## EXERCISE DIRECTIONS
Reproduce the records. Keep every word exact and include no images.
━━ EXERCISE INPUT ━━
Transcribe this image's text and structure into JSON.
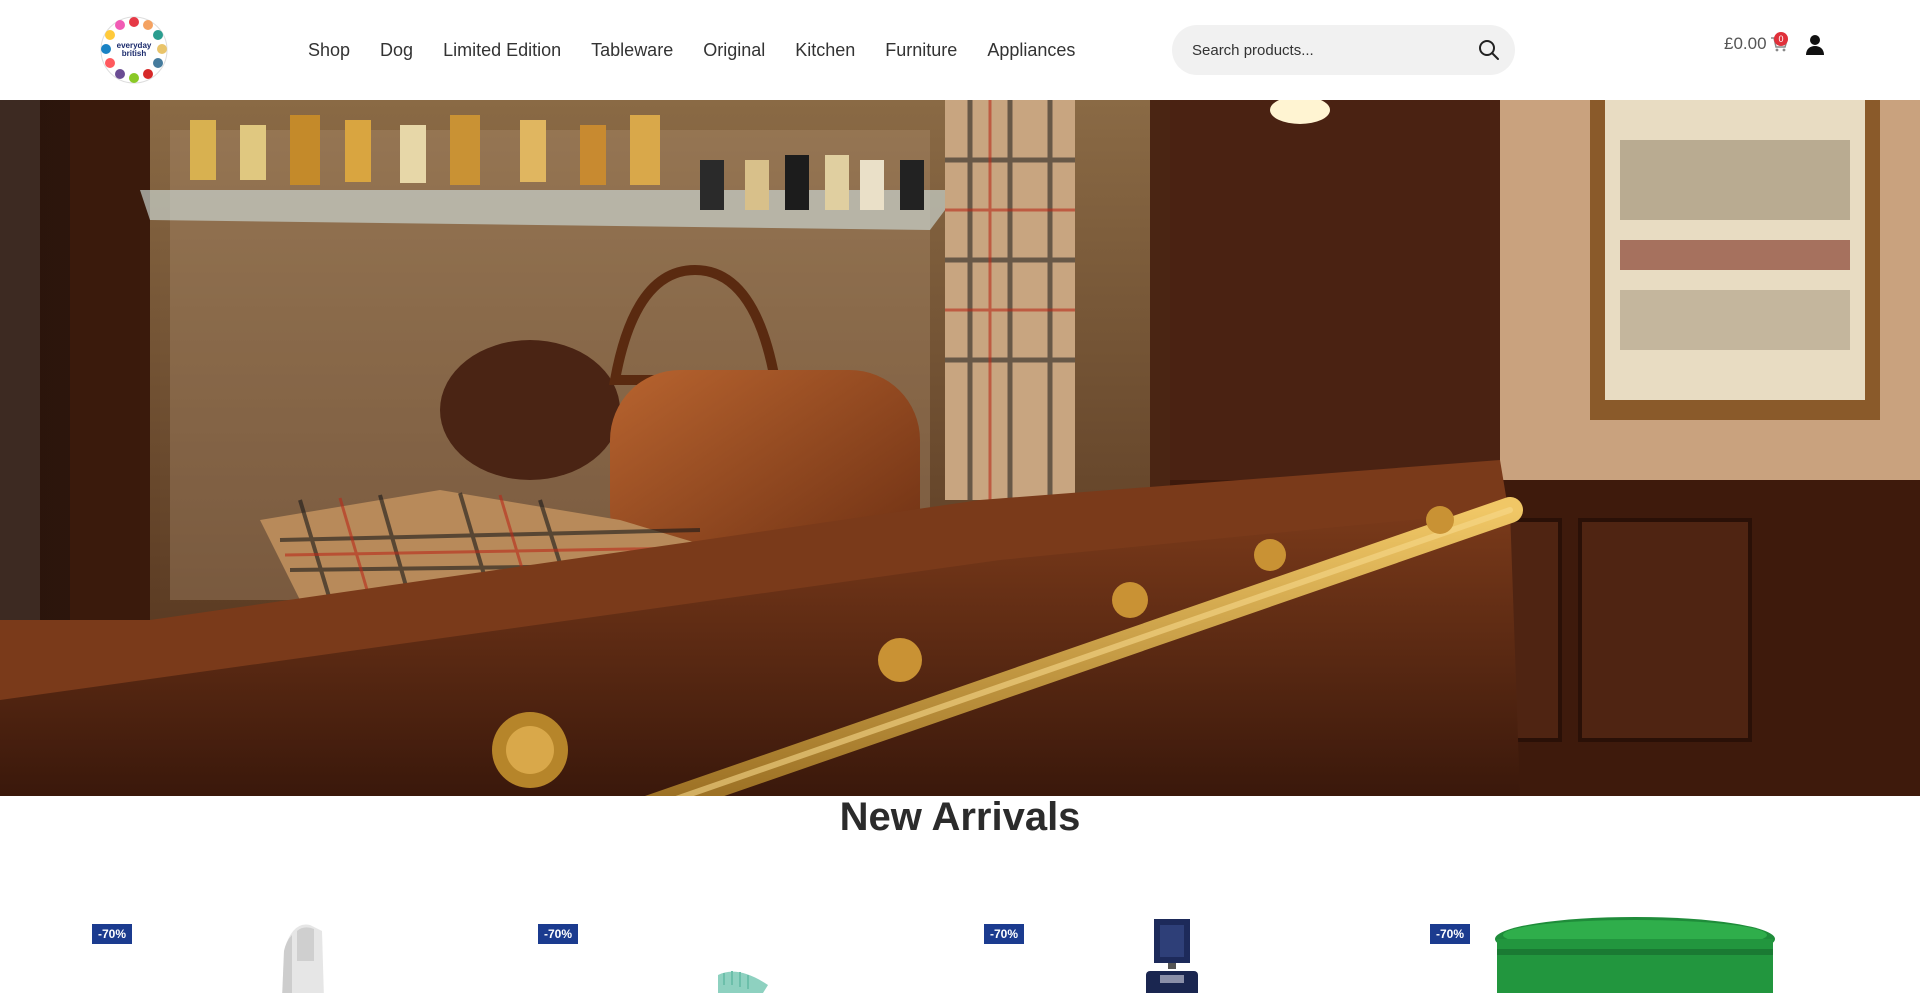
{
  "header": {
    "logo": {
      "line1": "everyday",
      "line2": "british"
    },
    "nav": [
      "Shop",
      "Dog",
      "Limited Edition",
      "Tableware",
      "Original",
      "Kitchen",
      "Furniture",
      "Appliances"
    ],
    "search": {
      "placeholder": "Search products..."
    },
    "cart": {
      "total": "£0.00",
      "count": "0"
    }
  },
  "hero": {
    "alt": "Shop interior with leather bags, tartan scarves and perfume bottles"
  },
  "new_arrivals": {
    "title": "New Arrivals",
    "products": [
      {
        "badge": "-70%",
        "icon": "spray-bottle-icon"
      },
      {
        "badge": "-70%",
        "icon": "brush-icon"
      },
      {
        "badge": "-70%",
        "icon": "perfume-bottle-icon"
      },
      {
        "badge": "-70%",
        "icon": "green-bucket-icon"
      }
    ]
  },
  "colors": {
    "accent_badge": "#1b3b8f",
    "cart_badge": "#e0303a",
    "search_bg": "#f1f1f1"
  }
}
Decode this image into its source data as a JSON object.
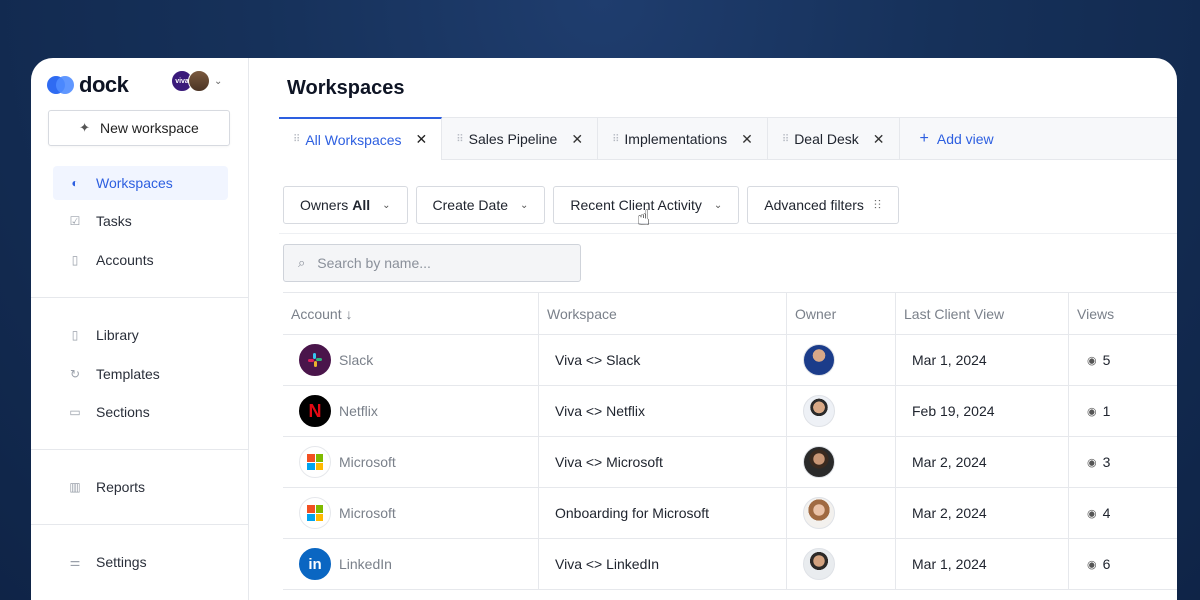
{
  "brand": {
    "name": "dock",
    "avatar_badge": "viva"
  },
  "sidebar": {
    "new_workspace": "New workspace",
    "items": [
      {
        "label": "Workspaces",
        "icon": "workspaces-icon",
        "active": true
      },
      {
        "label": "Tasks",
        "icon": "check-square-icon"
      },
      {
        "label": "Accounts",
        "icon": "accounts-icon"
      },
      {
        "label": "Library",
        "icon": "library-icon"
      },
      {
        "label": "Templates",
        "icon": "templates-icon"
      },
      {
        "label": "Sections",
        "icon": "sections-icon"
      },
      {
        "label": "Reports",
        "icon": "bar-chart-icon"
      },
      {
        "label": "Settings",
        "icon": "sliders-icon"
      }
    ]
  },
  "main": {
    "title": "Workspaces",
    "tabs": [
      {
        "label": "All Workspaces",
        "active": true
      },
      {
        "label": "Sales Pipeline"
      },
      {
        "label": "Implementations"
      },
      {
        "label": "Deal Desk"
      }
    ],
    "add_view": "Add view",
    "filters": {
      "owners_label": "Owners",
      "owners_value": "All",
      "create_date": "Create Date",
      "recent_activity": "Recent Client Activity",
      "advanced": "Advanced filters"
    },
    "search_placeholder": "Search by name...",
    "table": {
      "headers": {
        "account": "Account ↓",
        "workspace": "Workspace",
        "owner": "Owner",
        "last_view": "Last Client View",
        "views": "Views"
      },
      "rows": [
        {
          "account": "Slack",
          "workspace": "Viva <> Slack",
          "last_view": "Mar 1, 2024",
          "views": "5"
        },
        {
          "account": "Netflix",
          "workspace": "Viva <> Netflix",
          "last_view": "Feb 19, 2024",
          "views": "1"
        },
        {
          "account": "Microsoft",
          "workspace": "Viva <> Microsoft",
          "last_view": "Mar 2, 2024",
          "views": "3"
        },
        {
          "account": "Microsoft",
          "workspace": "Onboarding for Microsoft",
          "last_view": "Mar 2, 2024",
          "views": "4"
        },
        {
          "account": "LinkedIn",
          "workspace": "Viva <> LinkedIn",
          "last_view": "Mar 1, 2024",
          "views": "6"
        }
      ]
    }
  },
  "colors": {
    "accent": "#2d5fe0",
    "background": "#16315a"
  }
}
━━━
## RESULT OF THIS EXERCISE
Transcribe this image's text and structure into JSON.
{
  "header": {
    "logo": {
      "line1": "everyday",
      "line2": "british"
    },
    "nav": [
      "Shop",
      "Dog",
      "Limited Edition",
      "Tableware",
      "Original",
      "Kitchen",
      "Furniture",
      "Appliances"
    ],
    "search": {
      "placeholder": "Search products..."
    },
    "cart": {
      "total": "£0.00",
      "count": "0"
    }
  },
  "hero": {
    "alt": "Shop interior with leather bags, tartan scarves and perfume bottles"
  },
  "new_arrivals": {
    "title": "New Arrivals",
    "products": [
      {
        "badge": "-70%",
        "icon": "spray-bottle-icon"
      },
      {
        "badge": "-70%",
        "icon": "brush-icon"
      },
      {
        "badge": "-70%",
        "icon": "perfume-bottle-icon"
      },
      {
        "badge": "-70%",
        "icon": "green-bucket-icon"
      }
    ]
  },
  "colors": {
    "accent_badge": "#1b3b8f",
    "cart_badge": "#e0303a",
    "search_bg": "#f1f1f1"
  }
}
Decode this image into its source data as a JSON object.
{
  "brand": {
    "name": "dock",
    "avatar_badge": "viva"
  },
  "sidebar": {
    "new_workspace": "New workspace",
    "items": [
      {
        "label": "Workspaces",
        "icon": "workspaces-icon",
        "active": true
      },
      {
        "label": "Tasks",
        "icon": "check-square-icon"
      },
      {
        "label": "Accounts",
        "icon": "accounts-icon"
      },
      {
        "label": "Library",
        "icon": "library-icon"
      },
      {
        "label": "Templates",
        "icon": "templates-icon"
      },
      {
        "label": "Sections",
        "icon": "sections-icon"
      },
      {
        "label": "Reports",
        "icon": "bar-chart-icon"
      },
      {
        "label": "Settings",
        "icon": "sliders-icon"
      }
    ]
  },
  "main": {
    "title": "Workspaces",
    "tabs": [
      {
        "label": "All Workspaces",
        "active": true
      },
      {
        "label": "Sales Pipeline"
      },
      {
        "label": "Implementations"
      },
      {
        "label": "Deal Desk"
      }
    ],
    "add_view": "Add view",
    "filters": {
      "owners_label": "Owners",
      "owners_value": "All",
      "create_date": "Create Date",
      "recent_activity": "Recent Client Activity",
      "advanced": "Advanced filters"
    },
    "search_placeholder": "Search by name...",
    "table": {
      "headers": {
        "account": "Account ↓",
        "workspace": "Workspace",
        "owner": "Owner",
        "last_view": "Last Client View",
        "views": "Views"
      },
      "rows": [
        {
          "account": "Slack",
          "workspace": "Viva <> Slack",
          "last_view": "Mar 1, 2024",
          "views": "5"
        },
        {
          "account": "Netflix",
          "workspace": "Viva <> Netflix",
          "last_view": "Feb 19, 2024",
          "views": "1"
        },
        {
          "account": "Microsoft",
          "workspace": "Viva <> Microsoft",
          "last_view": "Mar 2, 2024",
          "views": "3"
        },
        {
          "account": "Microsoft",
          "workspace": "Onboarding for Microsoft",
          "last_view": "Mar 2, 2024",
          "views": "4"
        },
        {
          "account": "LinkedIn",
          "workspace": "Viva <> LinkedIn",
          "last_view": "Mar 1, 2024",
          "views": "6"
        }
      ]
    }
  },
  "colors": {
    "accent": "#2d5fe0",
    "background": "#16315a"
  }
}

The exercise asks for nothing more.